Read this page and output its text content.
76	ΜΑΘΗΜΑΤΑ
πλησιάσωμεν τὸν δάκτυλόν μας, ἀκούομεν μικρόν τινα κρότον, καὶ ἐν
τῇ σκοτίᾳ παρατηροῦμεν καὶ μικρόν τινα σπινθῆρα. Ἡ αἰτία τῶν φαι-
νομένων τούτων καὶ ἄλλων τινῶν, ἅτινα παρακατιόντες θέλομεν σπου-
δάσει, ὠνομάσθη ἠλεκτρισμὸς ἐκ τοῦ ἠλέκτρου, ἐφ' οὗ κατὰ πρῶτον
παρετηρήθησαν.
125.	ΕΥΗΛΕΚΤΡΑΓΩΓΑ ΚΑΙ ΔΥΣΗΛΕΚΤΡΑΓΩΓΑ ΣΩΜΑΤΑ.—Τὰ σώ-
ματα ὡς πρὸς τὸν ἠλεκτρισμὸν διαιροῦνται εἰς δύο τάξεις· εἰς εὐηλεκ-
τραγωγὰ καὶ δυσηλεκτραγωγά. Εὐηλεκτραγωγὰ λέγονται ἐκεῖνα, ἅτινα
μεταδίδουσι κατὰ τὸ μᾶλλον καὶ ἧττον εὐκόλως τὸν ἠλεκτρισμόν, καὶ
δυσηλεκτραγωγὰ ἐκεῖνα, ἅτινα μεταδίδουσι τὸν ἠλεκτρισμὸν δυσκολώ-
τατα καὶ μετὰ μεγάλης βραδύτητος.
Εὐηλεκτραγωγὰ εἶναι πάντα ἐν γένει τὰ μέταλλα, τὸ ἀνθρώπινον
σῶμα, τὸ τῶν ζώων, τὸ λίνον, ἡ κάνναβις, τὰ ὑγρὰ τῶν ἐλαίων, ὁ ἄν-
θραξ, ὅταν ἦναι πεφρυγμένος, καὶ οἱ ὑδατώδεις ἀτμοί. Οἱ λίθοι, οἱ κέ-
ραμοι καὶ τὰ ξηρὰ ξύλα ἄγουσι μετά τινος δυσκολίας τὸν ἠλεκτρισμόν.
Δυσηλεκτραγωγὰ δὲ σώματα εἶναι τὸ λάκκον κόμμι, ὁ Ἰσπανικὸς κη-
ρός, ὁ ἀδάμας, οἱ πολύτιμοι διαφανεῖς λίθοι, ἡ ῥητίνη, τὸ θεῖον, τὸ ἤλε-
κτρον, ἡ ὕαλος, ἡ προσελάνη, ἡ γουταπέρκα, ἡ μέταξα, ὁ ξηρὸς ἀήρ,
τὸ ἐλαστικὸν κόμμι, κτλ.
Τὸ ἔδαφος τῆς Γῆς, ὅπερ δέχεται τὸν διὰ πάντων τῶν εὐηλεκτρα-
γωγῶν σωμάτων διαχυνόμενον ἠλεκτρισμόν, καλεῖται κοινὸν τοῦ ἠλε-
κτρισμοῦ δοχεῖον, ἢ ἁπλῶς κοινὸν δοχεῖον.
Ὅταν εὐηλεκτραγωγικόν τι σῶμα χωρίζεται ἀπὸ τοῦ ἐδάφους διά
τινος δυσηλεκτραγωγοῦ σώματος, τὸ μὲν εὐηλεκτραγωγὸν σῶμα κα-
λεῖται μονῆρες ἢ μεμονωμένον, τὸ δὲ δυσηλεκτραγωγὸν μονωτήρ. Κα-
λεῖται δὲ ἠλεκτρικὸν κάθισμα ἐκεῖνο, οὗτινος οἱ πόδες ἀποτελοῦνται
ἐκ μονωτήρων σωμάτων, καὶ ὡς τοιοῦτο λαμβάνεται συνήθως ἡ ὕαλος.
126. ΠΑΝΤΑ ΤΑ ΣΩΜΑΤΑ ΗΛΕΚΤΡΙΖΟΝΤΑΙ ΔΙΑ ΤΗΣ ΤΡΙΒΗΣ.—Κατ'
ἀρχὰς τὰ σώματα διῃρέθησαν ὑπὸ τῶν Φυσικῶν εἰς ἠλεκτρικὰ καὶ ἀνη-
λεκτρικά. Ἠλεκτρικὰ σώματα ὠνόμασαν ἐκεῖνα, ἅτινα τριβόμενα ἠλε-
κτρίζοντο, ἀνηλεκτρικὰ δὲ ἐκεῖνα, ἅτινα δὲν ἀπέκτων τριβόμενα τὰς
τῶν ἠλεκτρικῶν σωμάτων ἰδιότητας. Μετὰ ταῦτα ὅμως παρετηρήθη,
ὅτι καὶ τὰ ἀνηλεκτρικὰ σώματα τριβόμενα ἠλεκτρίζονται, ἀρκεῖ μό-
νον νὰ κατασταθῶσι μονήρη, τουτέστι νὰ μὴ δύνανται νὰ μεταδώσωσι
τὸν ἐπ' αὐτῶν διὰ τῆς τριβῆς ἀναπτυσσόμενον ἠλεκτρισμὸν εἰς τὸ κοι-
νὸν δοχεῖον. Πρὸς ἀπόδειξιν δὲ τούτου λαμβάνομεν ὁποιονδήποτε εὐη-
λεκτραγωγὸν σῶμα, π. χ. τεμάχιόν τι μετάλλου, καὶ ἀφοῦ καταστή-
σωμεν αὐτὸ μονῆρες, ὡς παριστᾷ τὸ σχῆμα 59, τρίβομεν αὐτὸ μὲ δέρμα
********
• Directions
Extract each record, keeping it identical to the original.

• In response
Read this page and output its text content.
76	ΜΑΘΗΜΑΤΑ
πλησιάσωμεν τὸν δάκτυλόν μας, ἀκούομεν μικρόν τινα κρότον, καὶ ἐν
τῇ σκοτίᾳ παρατηροῦμεν καὶ μικρόν τινα σπινθῆρα. Ἡ αἰτία τῶν φαι-
νομένων τούτων καὶ ἄλλων τινῶν, ἅτινα παρακατιόντες θέλομεν σπου-
δάσει, ὠνομάσθη ἠλεκτρισμὸς ἐκ τοῦ ἠλέκτρου, ἐφ' οὗ κατὰ πρῶτον
παρετηρήθησαν.
125.	ΕΥΗΛΕΚΤΡΑΓΩΓΑ ΚΑΙ ΔΥΣΗΛΕΚΤΡΑΓΩΓΑ ΣΩΜΑΤΑ.—Τὰ σώ-
ματα ὡς πρὸς τὸν ἠλεκτρισμὸν διαιροῦνται εἰς δύο τάξεις· εἰς εὐηλεκ-
τραγωγὰ καὶ δυσηλεκτραγωγά. Εὐηλεκτραγωγὰ λέγονται ἐκεῖνα, ἅτινα
μεταδίδουσι κατὰ τὸ μᾶλλον καὶ ἧττον εὐκόλως τὸν ἠλεκτρισμόν, καὶ
δυσηλεκτραγωγὰ ἐκεῖνα, ἅτινα μεταδίδουσι τὸν ἠλεκτρισμὸν δυσκολώ-
τατα καὶ μετὰ μεγάλης βραδύτητος.
Εὐηλεκτραγωγὰ εἶναι πάντα ἐν γένει τὰ μέταλλα, τὸ ἀνθρώπινον
σῶμα, τὸ τῶν ζώων, τὸ λίνον, ἡ κάνναβις, τὰ ὑγρὰ τῶν ἐλαίων, ὁ ἄν-
θραξ, ὅταν ἦναι πεφρυγμένος, καὶ οἱ ὑδατώδεις ἀτμοί. Οἱ λίθοι, οἱ κέ-
ραμοι καὶ τὰ ξηρὰ ξύλα ἄγουσι μετά τινος δυσκολίας τὸν ἠλεκτρισμόν.
Δυσηλεκτραγωγὰ δὲ σώματα εἶναι τὸ λάκκον κόμμι, ὁ Ἰσπανικὸς κη-
ρός, ὁ ἀδάμας, οἱ πολύτιμοι διαφανεῖς λίθοι, ἡ ῥητίνη, τὸ θεῖον, τὸ ἤλε-
κτρον, ἡ ὕαλος, ἡ προσελάνη, ἡ γουταπέρκα, ἡ μέταξα, ὁ ξηρὸς ἀήρ,
τὸ ἐλαστικὸν κόμμι, κτλ.
Τὸ ἔδαφος τῆς Γῆς, ὅπερ δέχεται τὸν διὰ πάντων τῶν εὐηλεκτρα-
γωγῶν σωμάτων διαχυνόμενον ἠλεκτρισμόν, καλεῖται κοινὸν τοῦ ἠλε-
κτρισμοῦ δοχεῖον, ἢ ἁπλῶς κοινὸν δοχεῖον.
Ὅταν εὐηλεκτραγωγικόν τι σῶμα χωρίζεται ἀπὸ τοῦ ἐδάφους διά
τινος δυσηλεκτραγωγοῦ σώματος, τὸ μὲν εὐηλεκτραγωγὸν σῶμα κα-
λεῖται μονῆρες ἢ μεμονωμένον, τὸ δὲ δυσηλεκτραγωγὸν μονωτήρ. Κα-
λεῖται δὲ ἠλεκτρικὸν κάθισμα ἐκεῖνο, οὗτινος οἱ πόδες ἀποτελοῦνται
ἐκ μονωτήρων σωμάτων, καὶ ὡς τοιοῦτο λαμβάνεται συνήθως ἡ ὕαλος.
126. ΠΑΝΤΑ ΤΑ ΣΩΜΑΤΑ ΗΛΕΚΤΡΙΖΟΝΤΑΙ ΔΙΑ ΤΗΣ ΤΡΙΒΗΣ.—Κατ'
ἀρχὰς τὰ σώματα διῃρέθησαν ὑπὸ τῶν Φυσικῶν εἰς ἠλεκτρικὰ καὶ ἀνη-
λεκτρικά. Ἠλεκτρικὰ σώματα ὠνόμασαν ἐκεῖνα, ἅτινα τριβόμενα ἠλε-
κτρίζοντο, ἀνηλεκτρικὰ δὲ ἐκεῖνα, ἅτινα δὲν ἀπέκτων τριβόμενα τὰς
τῶν ἠλεκτρικῶν σωμάτων ἰδιότητας. Μετὰ ταῦτα ὅμως παρετηρήθη,
ὅτι καὶ τὰ ἀνηλεκτρικὰ σώματα τριβόμενα ἠλεκτρίζονται, ἀρκεῖ μό-
νον νὰ κατασταθῶσι μονήρη, τουτέστι νὰ μὴ δύνανται νὰ μεταδώσωσι
τὸν ἐπ' αὐτῶν διὰ τῆς τριβῆς ἀναπτυσσόμενον ἠλεκτρισμὸν εἰς τὸ κοι-
νὸν δοχεῖον. Πρὸς ἀπόδειξιν δὲ τούτου λαμβάνομεν ὁποιονδήποτε εὐη-
λεκτραγωγὸν σῶμα, π. χ. τεμάχιόν τι μετάλλου, καὶ ἀφοῦ καταστή-
σωμεν αὐτὸ μονῆρες, ὡς παριστᾷ τὸ σχῆμα 59, τρίβομεν αὐτὸ μὲ δέρμα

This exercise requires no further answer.